YOUR INSTRUCTIONS
Copy out the lines that have "http" in them.

(Saved entries)
------------

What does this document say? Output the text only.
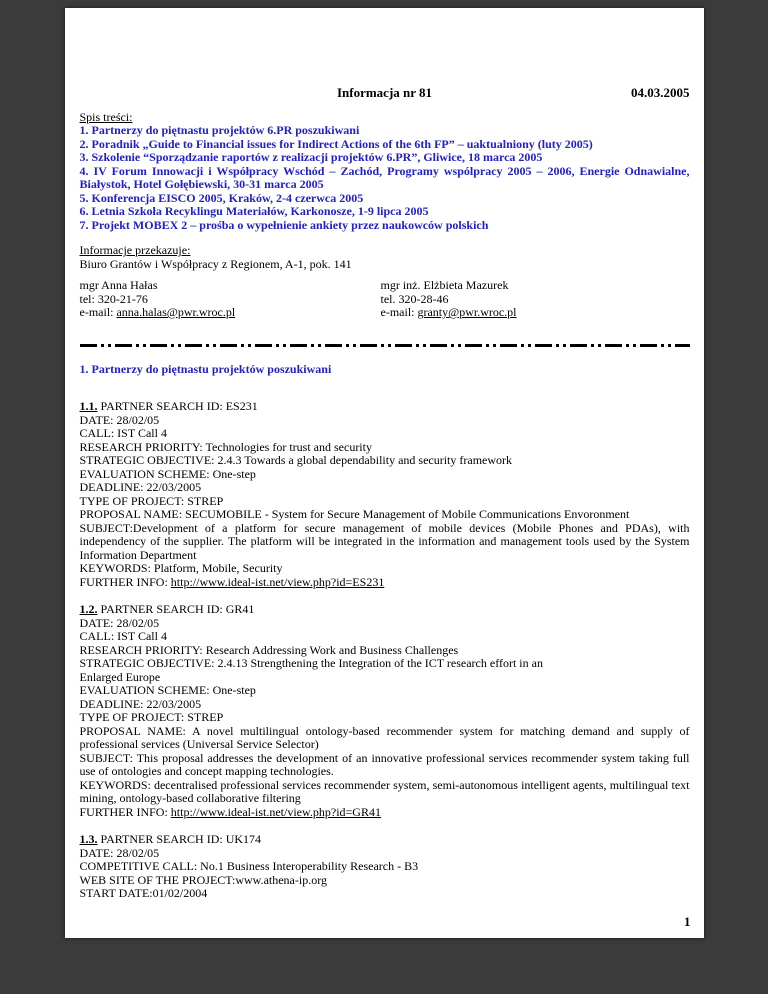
Informacja nr 81	04.03.2005

Spis treści:

1. Partnerzy do piętnastu projektów 6.PR poszukiwani

2. Poradnik „Guide to Financial issues for Indirect Actions of the 6th FP” – uaktualniony (luty 2005)

3. Szkolenie “Sporządzanie raportów z realizacji projektów 6.PR”, Gliwice, 18 marca 2005

4. IV Forum Innowacji i Współpracy Wschód – Zachód, Programy wspólpracy 2005 – 2006, Energie Odnawialne, Białystok, Hotel Gołębiewski, 30-31 marca 2005

5. Konferencja EISCO 2005, Kraków, 2-4 czerwca 2005

6. Letnia Szkoła Recyklingu Materiałów, Karkonosze, 1-9 lipca 2005

7. Projekt MOBEX 2 – prośba o wypełnienie ankiety przez naukowców polskich

Informacje przekazuje:

Biuro Grantów i Współpracy z Regionem, A-1, pok. 141

mgr Anna Hałas

tel: 320-21-76

e-mail: anna.halas@pwr.wroc.pl

mgr inż. Elżbieta Mazurek

tel. 320-28-46

e-mail: granty@pwr.wroc.pl

1. Partnerzy do piętnastu projektów poszukiwani

1.1. PARTNER SEARCH ID: ES231

DATE: 28/02/05

CALL: IST Call 4

RESEARCH PRIORITY: Technologies for trust and security

STRATEGIC OBJECTIVE: 2.4.3 Towards a global dependability and security framework

EVALUATION SCHEME: One-step

DEADLINE: 22/03/2005

TYPE OF PROJECT: STREP

PROPOSAL NAME: SECUMOBILE - System for Secure Management of Mobile Communications Envoronment

SUBJECT:Development of a platform for secure management of mobile devices (Mobile Phones and PDAs), with independency of the supplier. The platform will be integrated in the information and management tools used by the System Information Department

KEYWORDS: Platform, Mobile, Security

FURTHER INFO: http://www.ideal-ist.net/view.php?id=ES231

1.2. PARTNER SEARCH ID: GR41

DATE: 28/02/05

CALL: IST Call 4

RESEARCH PRIORITY: Research Addressing Work and Business Challenges

STRATEGIC OBJECTIVE: 2.4.13 Strengthening the Integration of the ICT research effort in an

Enlarged Europe

EVALUATION SCHEME: One-step

DEADLINE: 22/03/2005

TYPE OF PROJECT: STREP

PROPOSAL NAME: A novel multilingual ontology-based recommender system for matching demand and supply of professional services (Universal Service Selector)

SUBJECT: This proposal addresses the development of an innovative professional services recommender system taking full use of ontologies and concept mapping technologies.

KEYWORDS: decentralised professional services recommender system, semi-autonomous intelligent agents, multilingual text mining, ontology-based collaborative filtering

FURTHER INFO: http://www.ideal-ist.net/view.php?id=GR41

1.3. PARTNER SEARCH ID: UK174

DATE: 28/02/05

COMPETITIVE CALL: No.1 Business Interoperability Research - B3

WEB SITE OF THE PROJECT:www.athena-ip.org

START DATE:01/02/2004

1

------------

OUTPUT BELOW
FURTHER INFO: http://www.ideal-ist.net/view.php?id=ES231
FURTHER INFO: http://www.ideal-ist.net/view.php?id=GR41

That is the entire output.